* **Exercises**:
**1)** Answer these questions about the review of Speechless:
(a) Which actor plays JJ?
(b) How many years had the writer been watching movies and TV?
(c) What does JJ have to pass by to get into the school building?
**2)** Update part of the review of Speechless: begin at the words "What Speechless does" and stop after "access for granted.", changing "trashcans" to "dumpsters".
**3)** Write what comes next in the review of the sitcom Speechless, picking up from its last sentence.

* **Passage to read**:
•••
I had my reservations about Speechless, the story of a low-income family struggling with life and their eldest son JJ’s (Micah Fowler) cerebral palsy. I’m a Disney fan, but was there any chance a sitcom wouldn’t use disability for yucks? It wasn’t until the pilot episode, in which the matriarch, Maya DiMeo (Minnie Driver), berates her son’s principal for asking he use a side entrance to get into the school, that something happened: I smiled. I laughed. Dare I say it? I related to that experience. In my 20 years of watching movies and TV, I’d never said, “This understands me so well.” Speechless was different.
What Speechless does is utilize the problems of the typical American family, like wanting to have fun on a reduced budget or going to camp, and infuses them with the slight tweaks and adaptations disabled families make. The pilot, for example? The “first day of school” plot is nothing new, but the simple conflict of access at school makes all the difference. JJ has to pass by the trashcans to get into the building, and though that wasn’t my particular experience growing up, I related to how tone-deaf schools often are about something as simple as “just use the side door.” For 98% of audiences, that’s nothing inconvenient, but it leaves that same audience wondering how often they take access for granted.
•••
Items from a dataset:
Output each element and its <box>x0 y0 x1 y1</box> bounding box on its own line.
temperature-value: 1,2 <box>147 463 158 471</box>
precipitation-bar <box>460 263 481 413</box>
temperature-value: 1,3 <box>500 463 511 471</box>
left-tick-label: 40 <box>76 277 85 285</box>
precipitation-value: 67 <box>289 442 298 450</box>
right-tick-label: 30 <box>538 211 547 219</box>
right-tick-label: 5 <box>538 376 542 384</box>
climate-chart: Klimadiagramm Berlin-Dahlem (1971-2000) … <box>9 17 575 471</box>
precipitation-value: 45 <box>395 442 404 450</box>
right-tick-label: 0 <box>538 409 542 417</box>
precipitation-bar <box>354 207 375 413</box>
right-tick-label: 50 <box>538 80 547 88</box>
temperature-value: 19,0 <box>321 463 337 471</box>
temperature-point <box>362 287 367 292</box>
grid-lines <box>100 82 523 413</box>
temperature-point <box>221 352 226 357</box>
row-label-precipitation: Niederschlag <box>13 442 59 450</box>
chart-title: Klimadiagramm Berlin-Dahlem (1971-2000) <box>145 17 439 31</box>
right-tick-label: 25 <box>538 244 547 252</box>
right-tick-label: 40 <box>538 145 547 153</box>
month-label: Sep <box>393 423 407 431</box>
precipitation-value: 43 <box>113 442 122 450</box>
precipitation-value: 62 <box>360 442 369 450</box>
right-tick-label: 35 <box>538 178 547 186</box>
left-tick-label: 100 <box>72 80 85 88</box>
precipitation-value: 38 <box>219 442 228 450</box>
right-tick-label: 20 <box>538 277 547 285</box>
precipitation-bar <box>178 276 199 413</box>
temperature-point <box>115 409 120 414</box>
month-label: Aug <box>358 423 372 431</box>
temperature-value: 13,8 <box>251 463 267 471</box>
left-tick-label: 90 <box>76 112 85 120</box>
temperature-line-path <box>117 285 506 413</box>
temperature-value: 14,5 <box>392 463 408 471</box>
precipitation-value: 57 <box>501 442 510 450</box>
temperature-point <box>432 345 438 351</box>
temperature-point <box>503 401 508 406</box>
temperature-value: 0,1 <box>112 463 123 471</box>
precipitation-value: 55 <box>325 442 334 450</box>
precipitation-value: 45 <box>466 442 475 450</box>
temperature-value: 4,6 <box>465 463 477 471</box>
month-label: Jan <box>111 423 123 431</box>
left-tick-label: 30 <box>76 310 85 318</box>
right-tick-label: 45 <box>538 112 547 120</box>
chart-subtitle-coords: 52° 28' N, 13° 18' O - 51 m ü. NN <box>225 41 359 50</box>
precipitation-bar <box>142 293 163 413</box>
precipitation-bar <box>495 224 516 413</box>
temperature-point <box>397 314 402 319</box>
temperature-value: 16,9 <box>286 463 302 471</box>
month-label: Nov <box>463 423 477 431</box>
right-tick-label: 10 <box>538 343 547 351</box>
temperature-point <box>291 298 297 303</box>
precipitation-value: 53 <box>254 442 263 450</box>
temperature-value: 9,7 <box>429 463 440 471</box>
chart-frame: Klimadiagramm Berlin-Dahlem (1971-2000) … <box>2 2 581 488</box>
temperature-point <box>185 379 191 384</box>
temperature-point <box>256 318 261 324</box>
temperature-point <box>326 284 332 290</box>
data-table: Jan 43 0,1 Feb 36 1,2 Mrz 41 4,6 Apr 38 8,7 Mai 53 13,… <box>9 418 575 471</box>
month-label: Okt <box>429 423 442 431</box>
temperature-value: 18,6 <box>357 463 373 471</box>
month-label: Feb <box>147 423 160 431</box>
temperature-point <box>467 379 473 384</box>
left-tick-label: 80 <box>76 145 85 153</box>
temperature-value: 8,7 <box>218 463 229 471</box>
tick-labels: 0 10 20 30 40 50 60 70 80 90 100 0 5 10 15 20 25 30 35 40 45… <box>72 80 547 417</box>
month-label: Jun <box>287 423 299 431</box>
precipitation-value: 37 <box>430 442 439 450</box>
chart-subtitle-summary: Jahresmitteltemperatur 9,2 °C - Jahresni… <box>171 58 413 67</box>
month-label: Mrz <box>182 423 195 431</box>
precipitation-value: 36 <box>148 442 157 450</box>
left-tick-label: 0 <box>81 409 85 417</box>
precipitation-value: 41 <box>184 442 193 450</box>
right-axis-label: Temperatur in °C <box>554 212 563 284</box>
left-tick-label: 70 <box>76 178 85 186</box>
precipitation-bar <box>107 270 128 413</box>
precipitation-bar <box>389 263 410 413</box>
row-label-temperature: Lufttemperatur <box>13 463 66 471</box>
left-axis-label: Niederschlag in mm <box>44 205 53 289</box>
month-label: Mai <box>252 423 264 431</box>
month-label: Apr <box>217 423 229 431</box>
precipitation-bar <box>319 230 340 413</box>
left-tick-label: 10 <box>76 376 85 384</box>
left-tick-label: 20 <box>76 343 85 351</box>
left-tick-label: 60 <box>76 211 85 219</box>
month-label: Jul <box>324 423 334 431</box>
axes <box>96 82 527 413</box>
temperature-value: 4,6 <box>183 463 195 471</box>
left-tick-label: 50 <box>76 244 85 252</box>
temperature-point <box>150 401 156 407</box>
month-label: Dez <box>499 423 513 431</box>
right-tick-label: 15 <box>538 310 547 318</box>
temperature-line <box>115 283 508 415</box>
•••
* **Results of the exercise**:
**1)**
(a) Micah Fowler
(b) 20 years
(c) The trashcans

**2)**
What Speechless does is utilize the problems of the typical American family, like wanting to have fun on a reduced budget or going to camp, and infuses them with the slight tweaks and adaptations disabled families make. The pilot, for example? The “first day of school” plot is nothing new, but the simple conflict of access at school makes all the difference. JJ has to pass by the dumpsters to get into the building, and though that wasn’t my particular experience growing up, I related to how tone-deaf schools often are about something as simple as “just use the side door.” For 98% of audiences, that’s nothing inconvenient, but it leaves that same audience wondering how often they take access for granted.

**3)**
Speechless caters to all audiences, and beautifully balances out its disability-focused plots with its main arc, which charts the DiMeos’ day-to-day lives. Too often, disability narratives present fully functional adults who have everything figured out, usually complimented by an unknown but endless source of money. The DiMeos aren’t like that: Their house isn’t a mansion, but it works for their needs—mainly to give JJ access to a good school. They can’t afford fancy vacations or a new car. They have annoying extended family members. The humor comes from their ability to adapt, and the history that inheres in that adaptation. The DiMeos don’t stop living once an episode ends: Their experiences continue, in modified form, in the real-life narratives of disabled families going through the same thing.
The desire to use a show like this for “educational” purposes is high, and while Speechless does that, it does so in a way that never makes JJ a gimmick. The Season One episode “H-e-r-Hero” discusses “Tiny Tim syndrome,” wherein disabled people are used to help able-bodied people feel better about themselves. The concept is brought up after a random student declares JJ a hero in a speech. This is a hot-button topic that many able-bodied people tend to get irritated about, and the show contextualizes it in a great way. It’s not that we don’t like the term “inspirational”—it’s when it’s applied to elevate us to a saintly status, usually as a means of generating pity in an able-bodied audience and acting as a reminder for them to appreciate their health, that it becomes irksome.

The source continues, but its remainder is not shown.